Source extract section start

The lake, not far from the junction of the Murray and Darling rivers, has been at the centre of a long-fomenting legal fight between Mrs Lawson and two state governments.

Mrs Lawson said her great-grandfather, Dan McGregor, along with his Maraura contemporaries, obtained the possessory title of their homeland in western NSW in 1848, having lived there uninterrupted for 60 years since the establishment of the British colony.

The claim is based on the Nullum Tempus Act and the principle of adverse possession, or squatters’ rights.

In 1922, NSW allowed SA to take charge of Lake Victoria to use it as a water storage.

Three judges of the NSW Court of Appeal have now ruled that any rights Mrs Lawson held over that land were converted into a claim for compensation under the Public Works Act when SA assumed management of the lake.

Mrs Lawson (nee Mitchell) was taken away from her parents when she was young — but she was not so young that she did not understand where she came from.

“We were forced into [the Menindee Mission], which was located 10 miles out of Menindee,” she said.

From the mission, she was taken to Cootamundra Girls’ Home, but she did not forget her people.

“I came back and, in my mind, when I came back, riding the train home when I turned 18, the thoughts were going through my head, just like that.

“I had no faith in the government.

Her return, as for so many members of the Stolen Generations, was far from straightforward.

There were family tragedies, but there were other obstacles too.

Mrs Lawson refused to give in to them.

In the early 1980s, the Wentworth Shire Council attempted to forcibly evict Mrs Lawson and other Aboriginal people who were living on public land near the township of Dareton, just across the Murray from Mildura.

She stood in the path of the bulldozers that were to remove her humpy to make way for a pony club.

Then she went to court and won the right to stay.

While she didn’t have faith in government, the outcome instilled some faith in the legal system.

“I watched my aunties and uncles be bulldozed around,” she said.

“I had faith then.

Source extract section end

According to the news extract about Lake Victoria, in what year did NSW allow SA to take charge of the lake? The lines that come next are not needed for anything here.

Provided records section start

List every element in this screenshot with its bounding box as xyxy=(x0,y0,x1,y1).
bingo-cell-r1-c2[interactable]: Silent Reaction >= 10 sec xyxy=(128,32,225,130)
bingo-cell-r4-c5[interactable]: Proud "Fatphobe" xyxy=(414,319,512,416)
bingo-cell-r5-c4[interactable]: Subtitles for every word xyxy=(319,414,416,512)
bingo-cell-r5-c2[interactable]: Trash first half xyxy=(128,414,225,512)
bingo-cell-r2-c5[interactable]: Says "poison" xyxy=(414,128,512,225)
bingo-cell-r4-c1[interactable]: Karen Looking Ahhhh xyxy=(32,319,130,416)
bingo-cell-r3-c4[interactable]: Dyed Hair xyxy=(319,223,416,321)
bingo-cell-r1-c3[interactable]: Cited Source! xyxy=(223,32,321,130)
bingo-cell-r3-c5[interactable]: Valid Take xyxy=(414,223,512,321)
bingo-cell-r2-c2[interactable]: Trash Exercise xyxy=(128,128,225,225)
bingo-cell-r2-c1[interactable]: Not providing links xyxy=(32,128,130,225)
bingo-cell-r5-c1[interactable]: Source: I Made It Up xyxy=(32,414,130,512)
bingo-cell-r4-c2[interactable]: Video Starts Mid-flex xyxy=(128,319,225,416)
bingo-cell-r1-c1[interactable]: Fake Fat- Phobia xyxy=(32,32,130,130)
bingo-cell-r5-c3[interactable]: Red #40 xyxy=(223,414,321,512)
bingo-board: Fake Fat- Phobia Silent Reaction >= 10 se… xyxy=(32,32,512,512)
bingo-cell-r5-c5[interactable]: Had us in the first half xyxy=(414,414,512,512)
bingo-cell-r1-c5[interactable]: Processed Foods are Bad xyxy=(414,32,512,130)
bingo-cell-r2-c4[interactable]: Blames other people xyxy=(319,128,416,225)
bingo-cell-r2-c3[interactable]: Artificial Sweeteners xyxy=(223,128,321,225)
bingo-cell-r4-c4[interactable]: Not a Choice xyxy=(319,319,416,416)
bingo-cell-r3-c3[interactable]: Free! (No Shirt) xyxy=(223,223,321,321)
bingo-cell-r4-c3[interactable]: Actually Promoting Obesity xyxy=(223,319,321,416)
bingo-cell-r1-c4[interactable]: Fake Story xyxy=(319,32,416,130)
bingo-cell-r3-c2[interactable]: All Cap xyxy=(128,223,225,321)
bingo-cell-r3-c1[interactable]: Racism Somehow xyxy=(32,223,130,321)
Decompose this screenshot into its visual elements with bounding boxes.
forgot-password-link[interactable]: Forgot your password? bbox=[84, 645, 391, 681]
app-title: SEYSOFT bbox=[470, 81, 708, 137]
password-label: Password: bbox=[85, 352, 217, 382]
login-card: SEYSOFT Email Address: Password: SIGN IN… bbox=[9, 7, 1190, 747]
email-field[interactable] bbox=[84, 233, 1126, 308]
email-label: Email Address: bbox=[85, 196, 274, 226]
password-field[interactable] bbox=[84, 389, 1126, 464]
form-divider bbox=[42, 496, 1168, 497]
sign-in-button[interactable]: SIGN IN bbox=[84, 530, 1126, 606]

Provided records section end

→ Expected answer
1922